Extracted records:
________________________________________

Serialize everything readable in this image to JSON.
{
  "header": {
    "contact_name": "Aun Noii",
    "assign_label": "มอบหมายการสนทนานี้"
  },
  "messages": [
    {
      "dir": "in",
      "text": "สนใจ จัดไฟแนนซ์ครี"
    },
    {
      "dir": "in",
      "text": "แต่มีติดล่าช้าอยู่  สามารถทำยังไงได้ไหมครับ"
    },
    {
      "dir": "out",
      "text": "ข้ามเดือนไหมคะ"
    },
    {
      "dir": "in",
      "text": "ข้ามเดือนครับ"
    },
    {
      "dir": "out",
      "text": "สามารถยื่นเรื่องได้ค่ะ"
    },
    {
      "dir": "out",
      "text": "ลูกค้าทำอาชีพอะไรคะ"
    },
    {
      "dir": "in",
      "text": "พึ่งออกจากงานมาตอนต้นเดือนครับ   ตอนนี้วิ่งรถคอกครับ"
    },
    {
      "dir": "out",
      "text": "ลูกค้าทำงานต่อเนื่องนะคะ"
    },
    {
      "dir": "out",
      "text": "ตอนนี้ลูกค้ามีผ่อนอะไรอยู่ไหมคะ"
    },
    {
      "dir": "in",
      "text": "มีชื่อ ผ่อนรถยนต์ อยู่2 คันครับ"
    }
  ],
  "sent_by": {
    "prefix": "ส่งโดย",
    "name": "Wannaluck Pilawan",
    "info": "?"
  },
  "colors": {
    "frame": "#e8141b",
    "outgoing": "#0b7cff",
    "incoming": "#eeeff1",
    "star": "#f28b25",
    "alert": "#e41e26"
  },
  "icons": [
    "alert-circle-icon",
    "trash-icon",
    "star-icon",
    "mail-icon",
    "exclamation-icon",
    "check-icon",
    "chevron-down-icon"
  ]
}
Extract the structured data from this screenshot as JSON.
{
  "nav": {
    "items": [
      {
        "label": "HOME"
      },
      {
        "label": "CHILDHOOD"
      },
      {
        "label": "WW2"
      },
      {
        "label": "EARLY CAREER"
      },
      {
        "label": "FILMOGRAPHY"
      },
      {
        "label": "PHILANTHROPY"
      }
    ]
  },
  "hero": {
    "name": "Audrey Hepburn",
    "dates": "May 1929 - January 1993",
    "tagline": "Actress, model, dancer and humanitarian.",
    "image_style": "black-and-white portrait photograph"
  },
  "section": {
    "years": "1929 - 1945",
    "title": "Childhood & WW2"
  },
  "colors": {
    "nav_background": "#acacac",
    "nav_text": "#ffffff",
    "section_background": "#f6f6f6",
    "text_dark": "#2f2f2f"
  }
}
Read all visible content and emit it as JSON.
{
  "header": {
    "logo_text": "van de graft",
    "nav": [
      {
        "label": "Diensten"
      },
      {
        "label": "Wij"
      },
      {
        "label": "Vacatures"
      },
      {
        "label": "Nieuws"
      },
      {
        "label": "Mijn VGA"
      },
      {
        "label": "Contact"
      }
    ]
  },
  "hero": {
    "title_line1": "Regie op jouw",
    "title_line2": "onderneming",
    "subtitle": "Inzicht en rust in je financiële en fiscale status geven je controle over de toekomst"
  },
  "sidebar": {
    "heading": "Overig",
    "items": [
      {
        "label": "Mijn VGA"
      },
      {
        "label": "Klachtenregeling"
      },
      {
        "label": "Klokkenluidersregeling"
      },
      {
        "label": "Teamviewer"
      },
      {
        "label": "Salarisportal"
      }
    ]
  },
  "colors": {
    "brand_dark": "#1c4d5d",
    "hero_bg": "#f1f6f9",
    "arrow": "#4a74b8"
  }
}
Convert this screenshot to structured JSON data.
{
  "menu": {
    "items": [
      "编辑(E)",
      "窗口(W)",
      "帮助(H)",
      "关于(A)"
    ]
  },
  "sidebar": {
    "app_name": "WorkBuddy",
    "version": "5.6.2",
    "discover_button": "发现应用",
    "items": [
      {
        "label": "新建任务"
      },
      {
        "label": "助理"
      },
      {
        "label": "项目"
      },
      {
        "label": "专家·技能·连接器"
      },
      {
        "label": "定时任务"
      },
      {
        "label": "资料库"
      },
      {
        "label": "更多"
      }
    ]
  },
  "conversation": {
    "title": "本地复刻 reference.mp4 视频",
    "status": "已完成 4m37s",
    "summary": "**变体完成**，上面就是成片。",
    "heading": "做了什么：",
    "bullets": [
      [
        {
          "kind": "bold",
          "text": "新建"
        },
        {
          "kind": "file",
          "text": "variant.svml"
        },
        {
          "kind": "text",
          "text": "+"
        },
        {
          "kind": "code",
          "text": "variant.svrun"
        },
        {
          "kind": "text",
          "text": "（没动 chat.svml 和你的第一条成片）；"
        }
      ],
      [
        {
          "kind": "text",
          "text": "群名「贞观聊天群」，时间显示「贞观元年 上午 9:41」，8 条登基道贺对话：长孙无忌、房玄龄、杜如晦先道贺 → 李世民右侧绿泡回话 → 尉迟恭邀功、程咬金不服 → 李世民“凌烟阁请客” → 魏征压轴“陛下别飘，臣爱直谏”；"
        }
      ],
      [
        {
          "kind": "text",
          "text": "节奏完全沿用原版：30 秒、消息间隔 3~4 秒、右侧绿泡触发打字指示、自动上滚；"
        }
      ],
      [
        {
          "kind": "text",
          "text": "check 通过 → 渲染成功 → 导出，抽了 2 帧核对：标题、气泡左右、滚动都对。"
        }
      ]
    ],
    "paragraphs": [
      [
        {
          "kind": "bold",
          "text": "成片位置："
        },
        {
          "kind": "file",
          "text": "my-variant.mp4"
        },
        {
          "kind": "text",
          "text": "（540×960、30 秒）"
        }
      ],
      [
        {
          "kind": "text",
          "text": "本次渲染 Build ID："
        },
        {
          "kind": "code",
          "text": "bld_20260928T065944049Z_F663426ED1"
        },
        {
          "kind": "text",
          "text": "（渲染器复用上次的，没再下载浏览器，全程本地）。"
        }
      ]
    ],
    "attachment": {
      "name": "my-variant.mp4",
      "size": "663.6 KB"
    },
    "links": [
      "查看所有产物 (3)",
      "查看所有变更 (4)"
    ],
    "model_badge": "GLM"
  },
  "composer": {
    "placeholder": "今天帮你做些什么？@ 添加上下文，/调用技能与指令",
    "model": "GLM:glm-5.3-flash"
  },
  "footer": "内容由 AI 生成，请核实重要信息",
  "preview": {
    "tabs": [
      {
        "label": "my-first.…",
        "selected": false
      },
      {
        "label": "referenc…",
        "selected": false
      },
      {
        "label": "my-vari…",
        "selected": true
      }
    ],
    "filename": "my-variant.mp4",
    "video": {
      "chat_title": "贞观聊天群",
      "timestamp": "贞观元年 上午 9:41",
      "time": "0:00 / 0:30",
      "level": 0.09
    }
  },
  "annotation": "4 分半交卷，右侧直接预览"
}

________________________________________

— Given request —
How many lines in the listing above contain "ตอนน"? Answer with the number alone.

— Response —
2